§ **Materials provided**
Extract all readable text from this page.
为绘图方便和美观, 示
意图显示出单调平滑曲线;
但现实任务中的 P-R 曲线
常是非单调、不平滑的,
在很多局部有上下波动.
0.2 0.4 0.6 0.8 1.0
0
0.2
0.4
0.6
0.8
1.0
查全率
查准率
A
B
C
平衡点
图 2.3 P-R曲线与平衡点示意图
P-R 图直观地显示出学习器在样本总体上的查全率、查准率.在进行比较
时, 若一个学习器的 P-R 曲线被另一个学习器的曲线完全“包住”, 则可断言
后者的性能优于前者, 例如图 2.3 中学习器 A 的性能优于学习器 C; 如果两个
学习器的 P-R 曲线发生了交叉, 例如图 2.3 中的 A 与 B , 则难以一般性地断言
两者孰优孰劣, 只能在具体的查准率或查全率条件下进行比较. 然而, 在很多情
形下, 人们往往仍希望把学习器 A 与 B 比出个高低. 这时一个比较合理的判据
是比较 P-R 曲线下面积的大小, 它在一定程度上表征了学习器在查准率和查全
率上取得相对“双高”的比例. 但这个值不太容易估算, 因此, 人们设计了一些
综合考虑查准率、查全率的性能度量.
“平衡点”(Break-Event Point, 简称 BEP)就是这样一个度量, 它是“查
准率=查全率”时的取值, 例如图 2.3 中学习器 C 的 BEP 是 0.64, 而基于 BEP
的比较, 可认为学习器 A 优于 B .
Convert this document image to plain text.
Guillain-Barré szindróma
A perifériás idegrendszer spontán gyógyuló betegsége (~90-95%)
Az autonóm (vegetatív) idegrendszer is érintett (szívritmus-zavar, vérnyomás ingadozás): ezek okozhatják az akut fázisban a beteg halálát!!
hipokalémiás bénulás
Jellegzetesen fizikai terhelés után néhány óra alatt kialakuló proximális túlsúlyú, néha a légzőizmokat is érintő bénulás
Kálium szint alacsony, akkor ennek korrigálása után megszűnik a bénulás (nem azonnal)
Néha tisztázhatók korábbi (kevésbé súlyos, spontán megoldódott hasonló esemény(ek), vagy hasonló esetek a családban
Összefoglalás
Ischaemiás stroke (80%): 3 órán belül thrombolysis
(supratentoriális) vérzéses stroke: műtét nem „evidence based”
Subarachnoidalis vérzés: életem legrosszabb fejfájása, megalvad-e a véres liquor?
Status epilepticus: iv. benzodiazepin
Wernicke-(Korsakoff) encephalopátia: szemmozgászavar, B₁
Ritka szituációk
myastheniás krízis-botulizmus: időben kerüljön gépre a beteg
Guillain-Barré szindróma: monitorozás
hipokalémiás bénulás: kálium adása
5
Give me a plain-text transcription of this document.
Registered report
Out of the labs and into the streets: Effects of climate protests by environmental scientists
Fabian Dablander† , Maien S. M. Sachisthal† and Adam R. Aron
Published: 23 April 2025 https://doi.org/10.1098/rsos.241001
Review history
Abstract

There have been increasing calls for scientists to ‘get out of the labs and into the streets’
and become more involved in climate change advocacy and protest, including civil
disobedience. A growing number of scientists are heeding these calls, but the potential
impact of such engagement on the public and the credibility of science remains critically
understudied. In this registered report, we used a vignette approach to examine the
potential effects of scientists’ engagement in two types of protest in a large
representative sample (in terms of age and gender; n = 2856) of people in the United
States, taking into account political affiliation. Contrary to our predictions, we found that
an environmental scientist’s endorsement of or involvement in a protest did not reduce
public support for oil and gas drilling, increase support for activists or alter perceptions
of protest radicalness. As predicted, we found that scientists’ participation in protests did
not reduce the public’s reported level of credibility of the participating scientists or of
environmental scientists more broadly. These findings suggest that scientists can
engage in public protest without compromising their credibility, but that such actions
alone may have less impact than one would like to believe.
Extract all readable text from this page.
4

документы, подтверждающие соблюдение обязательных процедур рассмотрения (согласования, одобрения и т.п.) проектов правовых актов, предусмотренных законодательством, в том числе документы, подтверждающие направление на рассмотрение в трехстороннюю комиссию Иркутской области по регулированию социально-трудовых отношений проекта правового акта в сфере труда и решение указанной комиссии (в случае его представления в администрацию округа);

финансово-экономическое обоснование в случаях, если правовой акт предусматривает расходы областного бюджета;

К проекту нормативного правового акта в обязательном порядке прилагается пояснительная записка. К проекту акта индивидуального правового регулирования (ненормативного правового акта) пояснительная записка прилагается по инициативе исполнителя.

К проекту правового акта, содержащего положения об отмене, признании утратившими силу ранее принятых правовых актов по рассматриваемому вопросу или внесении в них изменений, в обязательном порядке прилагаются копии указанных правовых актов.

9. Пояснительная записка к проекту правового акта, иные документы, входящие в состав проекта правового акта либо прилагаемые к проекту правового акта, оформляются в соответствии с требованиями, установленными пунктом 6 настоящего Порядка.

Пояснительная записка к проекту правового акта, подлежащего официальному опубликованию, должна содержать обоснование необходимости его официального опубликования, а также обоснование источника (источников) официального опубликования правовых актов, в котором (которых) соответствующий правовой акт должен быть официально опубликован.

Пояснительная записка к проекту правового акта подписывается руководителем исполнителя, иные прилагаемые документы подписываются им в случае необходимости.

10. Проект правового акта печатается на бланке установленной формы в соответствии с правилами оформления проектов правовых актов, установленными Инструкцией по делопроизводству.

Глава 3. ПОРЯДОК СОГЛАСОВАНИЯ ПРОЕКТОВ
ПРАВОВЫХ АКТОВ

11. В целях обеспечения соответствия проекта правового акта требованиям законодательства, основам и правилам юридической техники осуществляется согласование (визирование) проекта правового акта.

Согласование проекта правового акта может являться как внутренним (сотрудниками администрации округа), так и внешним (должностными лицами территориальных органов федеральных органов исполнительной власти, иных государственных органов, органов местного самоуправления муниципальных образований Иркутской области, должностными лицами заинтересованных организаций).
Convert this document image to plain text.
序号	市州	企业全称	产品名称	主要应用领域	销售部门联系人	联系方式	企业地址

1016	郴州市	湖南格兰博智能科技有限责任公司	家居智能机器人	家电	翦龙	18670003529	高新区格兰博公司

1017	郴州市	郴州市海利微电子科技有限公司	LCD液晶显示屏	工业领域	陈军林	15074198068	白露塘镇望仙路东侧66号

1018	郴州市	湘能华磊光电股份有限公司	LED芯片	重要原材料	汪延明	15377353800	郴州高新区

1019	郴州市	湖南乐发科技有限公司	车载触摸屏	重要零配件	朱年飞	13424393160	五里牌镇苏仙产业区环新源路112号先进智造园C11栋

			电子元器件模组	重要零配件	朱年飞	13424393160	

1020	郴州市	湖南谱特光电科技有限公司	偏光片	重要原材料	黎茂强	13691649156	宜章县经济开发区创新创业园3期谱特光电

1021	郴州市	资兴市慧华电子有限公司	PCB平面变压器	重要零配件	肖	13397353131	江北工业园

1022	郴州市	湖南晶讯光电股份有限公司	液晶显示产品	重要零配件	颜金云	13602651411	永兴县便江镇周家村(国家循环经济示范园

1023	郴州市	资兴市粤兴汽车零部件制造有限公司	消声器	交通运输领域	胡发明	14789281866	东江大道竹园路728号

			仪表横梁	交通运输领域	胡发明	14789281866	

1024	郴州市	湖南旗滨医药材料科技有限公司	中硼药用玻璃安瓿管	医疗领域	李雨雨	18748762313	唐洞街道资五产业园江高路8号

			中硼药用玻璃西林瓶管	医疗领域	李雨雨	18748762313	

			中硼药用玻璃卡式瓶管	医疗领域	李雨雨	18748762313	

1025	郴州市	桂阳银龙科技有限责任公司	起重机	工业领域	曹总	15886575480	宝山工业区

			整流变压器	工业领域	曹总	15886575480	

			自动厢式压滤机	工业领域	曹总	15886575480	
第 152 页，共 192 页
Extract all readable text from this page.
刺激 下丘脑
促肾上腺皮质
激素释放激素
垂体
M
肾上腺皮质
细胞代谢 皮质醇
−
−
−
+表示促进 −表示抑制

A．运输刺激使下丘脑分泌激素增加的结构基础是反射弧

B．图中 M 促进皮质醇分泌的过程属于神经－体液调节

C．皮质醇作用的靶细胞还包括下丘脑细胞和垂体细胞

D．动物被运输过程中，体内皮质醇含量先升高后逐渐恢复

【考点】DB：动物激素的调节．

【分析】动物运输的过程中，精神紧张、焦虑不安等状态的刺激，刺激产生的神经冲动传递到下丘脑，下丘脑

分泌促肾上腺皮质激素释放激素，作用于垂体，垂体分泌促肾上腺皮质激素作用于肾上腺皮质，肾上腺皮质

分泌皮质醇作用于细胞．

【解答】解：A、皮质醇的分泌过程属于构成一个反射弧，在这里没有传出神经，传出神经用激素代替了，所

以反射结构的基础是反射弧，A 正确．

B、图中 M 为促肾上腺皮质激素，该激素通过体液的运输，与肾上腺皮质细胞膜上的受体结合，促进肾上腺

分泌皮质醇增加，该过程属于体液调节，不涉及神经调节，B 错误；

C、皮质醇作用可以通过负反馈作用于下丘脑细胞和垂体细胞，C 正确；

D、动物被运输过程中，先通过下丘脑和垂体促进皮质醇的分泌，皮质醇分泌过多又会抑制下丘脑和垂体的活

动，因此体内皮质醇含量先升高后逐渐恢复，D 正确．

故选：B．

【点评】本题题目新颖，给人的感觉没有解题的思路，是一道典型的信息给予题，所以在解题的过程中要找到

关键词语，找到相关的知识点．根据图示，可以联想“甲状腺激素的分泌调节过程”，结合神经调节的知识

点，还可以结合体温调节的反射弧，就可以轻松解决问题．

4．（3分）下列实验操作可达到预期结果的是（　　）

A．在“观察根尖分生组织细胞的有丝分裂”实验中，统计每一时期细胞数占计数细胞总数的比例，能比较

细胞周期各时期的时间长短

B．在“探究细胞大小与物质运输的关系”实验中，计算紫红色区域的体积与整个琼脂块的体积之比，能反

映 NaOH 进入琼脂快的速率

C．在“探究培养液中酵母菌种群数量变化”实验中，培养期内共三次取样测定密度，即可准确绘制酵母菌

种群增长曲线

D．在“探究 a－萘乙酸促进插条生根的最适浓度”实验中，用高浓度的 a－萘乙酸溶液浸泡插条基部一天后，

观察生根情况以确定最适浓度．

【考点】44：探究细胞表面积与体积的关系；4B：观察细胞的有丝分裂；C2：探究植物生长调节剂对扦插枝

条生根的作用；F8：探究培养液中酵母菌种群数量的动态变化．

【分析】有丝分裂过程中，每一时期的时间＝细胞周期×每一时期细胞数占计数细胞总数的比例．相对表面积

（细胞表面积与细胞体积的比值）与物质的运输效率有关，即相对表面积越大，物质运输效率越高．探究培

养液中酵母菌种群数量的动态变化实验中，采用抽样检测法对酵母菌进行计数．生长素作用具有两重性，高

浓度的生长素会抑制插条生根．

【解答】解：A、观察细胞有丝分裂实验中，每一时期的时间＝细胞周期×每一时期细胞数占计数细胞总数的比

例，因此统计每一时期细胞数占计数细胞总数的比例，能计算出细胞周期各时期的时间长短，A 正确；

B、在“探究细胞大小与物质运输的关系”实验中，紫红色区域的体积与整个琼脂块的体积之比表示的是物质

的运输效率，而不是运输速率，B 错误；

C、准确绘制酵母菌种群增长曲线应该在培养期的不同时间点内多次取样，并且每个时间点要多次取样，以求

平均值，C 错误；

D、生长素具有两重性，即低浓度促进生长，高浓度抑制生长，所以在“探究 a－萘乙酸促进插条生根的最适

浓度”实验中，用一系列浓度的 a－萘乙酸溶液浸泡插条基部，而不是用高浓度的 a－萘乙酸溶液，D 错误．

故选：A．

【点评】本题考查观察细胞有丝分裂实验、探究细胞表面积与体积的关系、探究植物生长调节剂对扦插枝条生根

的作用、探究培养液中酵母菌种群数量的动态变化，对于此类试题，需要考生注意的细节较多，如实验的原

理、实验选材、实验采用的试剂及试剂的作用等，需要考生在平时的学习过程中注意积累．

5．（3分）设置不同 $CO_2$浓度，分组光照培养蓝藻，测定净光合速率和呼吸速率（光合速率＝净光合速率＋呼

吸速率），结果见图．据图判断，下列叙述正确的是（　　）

§ **Exercise objective**
How many lines of the listing above include the word "重要原材料"? State the number and nothing else.

§ **Written reply**
2